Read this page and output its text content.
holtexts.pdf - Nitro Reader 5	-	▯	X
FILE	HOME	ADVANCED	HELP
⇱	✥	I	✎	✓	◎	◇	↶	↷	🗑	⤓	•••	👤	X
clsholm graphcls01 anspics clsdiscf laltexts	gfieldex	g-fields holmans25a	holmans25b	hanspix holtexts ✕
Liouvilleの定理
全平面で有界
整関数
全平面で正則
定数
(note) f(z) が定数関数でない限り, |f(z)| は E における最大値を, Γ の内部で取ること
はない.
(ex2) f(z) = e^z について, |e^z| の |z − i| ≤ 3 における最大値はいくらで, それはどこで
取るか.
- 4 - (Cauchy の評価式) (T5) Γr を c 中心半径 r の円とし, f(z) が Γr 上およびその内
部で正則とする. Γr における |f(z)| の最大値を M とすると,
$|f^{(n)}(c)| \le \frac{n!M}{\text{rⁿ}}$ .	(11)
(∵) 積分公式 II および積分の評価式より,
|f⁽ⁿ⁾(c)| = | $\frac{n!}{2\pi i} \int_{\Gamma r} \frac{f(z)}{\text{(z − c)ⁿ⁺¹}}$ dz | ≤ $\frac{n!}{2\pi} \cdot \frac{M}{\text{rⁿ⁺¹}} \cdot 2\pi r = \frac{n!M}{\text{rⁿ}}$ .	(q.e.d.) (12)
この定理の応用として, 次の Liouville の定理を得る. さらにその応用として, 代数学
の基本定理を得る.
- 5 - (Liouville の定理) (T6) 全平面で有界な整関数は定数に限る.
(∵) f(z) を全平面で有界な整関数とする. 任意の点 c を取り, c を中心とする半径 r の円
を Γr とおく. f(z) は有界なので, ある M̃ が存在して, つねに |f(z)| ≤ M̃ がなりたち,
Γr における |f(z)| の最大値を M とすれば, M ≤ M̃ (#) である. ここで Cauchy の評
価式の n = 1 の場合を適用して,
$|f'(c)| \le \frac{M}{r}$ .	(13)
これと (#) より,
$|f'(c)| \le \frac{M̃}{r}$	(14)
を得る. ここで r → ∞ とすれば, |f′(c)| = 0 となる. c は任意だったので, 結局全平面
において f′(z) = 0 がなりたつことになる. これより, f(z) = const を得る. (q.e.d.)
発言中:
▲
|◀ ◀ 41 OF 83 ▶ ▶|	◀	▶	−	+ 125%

_____

• PROBLEM STATEMENT:
In the entries above, identify every line with the string "Cauchy".

• CORRECT RESPONSE:
- 4 - (Cauchy の評価式) (T5) Γr を c 中心半径 r の円とし, f(z) が Γr 上およびその内
Γr における |f(z)| の最大値を M とすれば, M ≤ M̃ (#) である. ここで Cauchy の評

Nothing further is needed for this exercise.